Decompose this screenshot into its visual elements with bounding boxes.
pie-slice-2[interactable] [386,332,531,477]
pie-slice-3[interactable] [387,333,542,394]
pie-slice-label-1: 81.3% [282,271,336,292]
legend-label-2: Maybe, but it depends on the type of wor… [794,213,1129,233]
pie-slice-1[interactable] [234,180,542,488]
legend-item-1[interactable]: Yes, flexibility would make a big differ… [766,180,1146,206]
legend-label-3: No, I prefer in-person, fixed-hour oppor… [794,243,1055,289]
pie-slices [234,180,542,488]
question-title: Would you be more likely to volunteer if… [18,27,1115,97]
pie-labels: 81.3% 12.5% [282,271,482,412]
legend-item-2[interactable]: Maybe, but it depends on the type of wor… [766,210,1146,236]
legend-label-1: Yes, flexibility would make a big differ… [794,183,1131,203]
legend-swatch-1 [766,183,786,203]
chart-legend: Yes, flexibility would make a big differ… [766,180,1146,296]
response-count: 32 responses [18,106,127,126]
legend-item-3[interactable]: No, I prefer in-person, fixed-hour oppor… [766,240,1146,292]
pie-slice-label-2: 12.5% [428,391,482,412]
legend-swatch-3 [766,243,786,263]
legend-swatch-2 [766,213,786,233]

-=-=-=-=-

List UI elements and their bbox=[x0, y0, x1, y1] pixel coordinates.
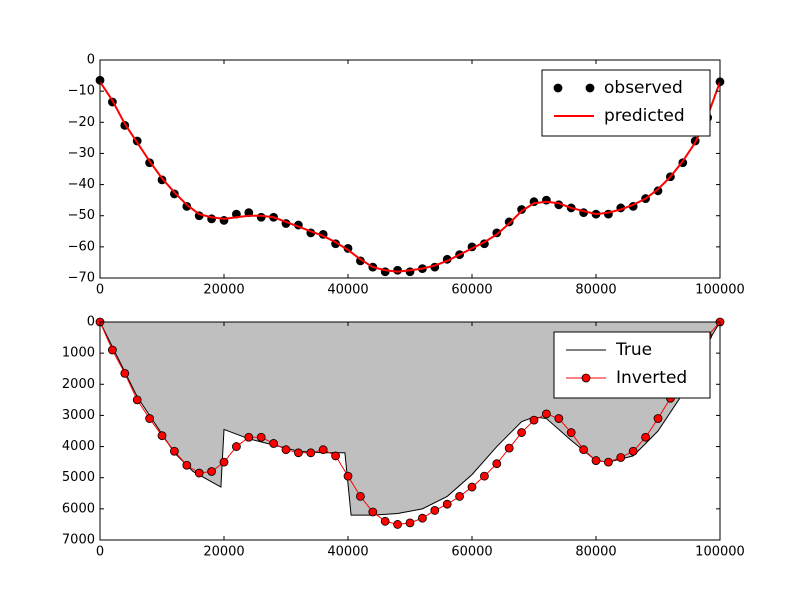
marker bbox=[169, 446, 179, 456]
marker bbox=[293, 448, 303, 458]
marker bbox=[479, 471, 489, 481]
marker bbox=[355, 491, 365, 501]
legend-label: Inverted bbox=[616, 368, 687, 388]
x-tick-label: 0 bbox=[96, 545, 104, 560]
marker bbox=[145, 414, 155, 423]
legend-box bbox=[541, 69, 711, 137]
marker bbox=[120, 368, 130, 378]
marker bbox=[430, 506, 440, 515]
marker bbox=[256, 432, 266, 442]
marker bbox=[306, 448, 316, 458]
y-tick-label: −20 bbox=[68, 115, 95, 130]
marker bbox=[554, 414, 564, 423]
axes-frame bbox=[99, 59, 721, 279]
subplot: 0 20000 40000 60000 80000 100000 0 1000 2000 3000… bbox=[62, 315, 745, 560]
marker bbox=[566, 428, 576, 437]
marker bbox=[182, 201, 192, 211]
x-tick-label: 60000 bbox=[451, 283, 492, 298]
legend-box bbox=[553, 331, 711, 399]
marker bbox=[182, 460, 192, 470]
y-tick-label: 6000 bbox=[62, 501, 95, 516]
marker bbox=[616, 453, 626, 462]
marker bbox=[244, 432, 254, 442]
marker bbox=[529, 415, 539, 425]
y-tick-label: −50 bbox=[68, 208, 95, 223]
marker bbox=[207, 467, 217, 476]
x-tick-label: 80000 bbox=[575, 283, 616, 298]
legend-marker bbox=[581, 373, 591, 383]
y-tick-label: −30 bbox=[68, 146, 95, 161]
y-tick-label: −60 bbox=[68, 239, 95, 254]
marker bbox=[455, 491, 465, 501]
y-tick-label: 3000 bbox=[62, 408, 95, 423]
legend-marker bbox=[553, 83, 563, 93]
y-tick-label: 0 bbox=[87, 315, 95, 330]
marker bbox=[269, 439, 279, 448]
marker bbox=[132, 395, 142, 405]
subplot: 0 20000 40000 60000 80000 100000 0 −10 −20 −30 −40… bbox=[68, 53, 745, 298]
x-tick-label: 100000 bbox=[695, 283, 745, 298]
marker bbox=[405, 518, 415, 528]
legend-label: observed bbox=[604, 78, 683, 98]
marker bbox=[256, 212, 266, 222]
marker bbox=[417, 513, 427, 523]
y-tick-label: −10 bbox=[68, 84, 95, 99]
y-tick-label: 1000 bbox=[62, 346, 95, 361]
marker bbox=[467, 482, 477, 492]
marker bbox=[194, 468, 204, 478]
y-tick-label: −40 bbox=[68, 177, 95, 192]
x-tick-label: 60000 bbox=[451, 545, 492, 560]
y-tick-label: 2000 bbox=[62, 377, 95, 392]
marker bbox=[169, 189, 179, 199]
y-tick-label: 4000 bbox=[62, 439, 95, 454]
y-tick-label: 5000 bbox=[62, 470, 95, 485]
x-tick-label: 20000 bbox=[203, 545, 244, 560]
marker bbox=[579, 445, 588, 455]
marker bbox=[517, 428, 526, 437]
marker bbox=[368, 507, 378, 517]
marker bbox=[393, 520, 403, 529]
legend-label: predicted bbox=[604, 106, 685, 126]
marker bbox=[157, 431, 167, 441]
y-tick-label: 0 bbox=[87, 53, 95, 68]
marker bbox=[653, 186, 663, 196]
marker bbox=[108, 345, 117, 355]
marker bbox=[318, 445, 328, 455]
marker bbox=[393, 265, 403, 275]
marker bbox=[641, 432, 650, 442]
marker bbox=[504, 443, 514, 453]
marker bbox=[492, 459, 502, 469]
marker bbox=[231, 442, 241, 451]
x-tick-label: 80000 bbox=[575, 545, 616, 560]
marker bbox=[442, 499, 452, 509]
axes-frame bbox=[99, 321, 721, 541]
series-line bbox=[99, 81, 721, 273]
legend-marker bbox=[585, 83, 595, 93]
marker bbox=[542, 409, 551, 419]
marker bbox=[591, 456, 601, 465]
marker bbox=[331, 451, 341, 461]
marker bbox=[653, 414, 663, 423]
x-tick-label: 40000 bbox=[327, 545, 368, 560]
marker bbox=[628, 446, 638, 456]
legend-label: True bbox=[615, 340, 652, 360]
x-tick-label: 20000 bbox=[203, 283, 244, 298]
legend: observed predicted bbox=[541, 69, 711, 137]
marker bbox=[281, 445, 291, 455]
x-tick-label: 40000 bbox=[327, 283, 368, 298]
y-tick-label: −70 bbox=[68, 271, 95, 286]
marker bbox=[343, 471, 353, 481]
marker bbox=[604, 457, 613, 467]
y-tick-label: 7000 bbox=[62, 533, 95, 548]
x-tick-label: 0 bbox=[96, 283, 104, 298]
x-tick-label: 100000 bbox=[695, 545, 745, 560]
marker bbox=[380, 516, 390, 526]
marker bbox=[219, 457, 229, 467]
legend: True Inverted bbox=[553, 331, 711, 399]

-=-=-=-=-

Task
Copy out the entries, starting with the line that contains "Decompose this screenshot" and going on through the line that contains "pie-slice-1[interactable] [234,180,542,488]", reproducing each one character for character.

Correct result
Decompose this screenshot into its visual elements with bounding boxes.
pie-slice-2[interactable] [386,332,531,477]
pie-slice-3[interactable] [387,333,542,394]
pie-slice-label-1: 81.3% [282,271,336,292]
legend-label-2: Maybe, but it depends on the type of wor… [794,213,1129,233]
pie-slice-1[interactable] [234,180,542,488]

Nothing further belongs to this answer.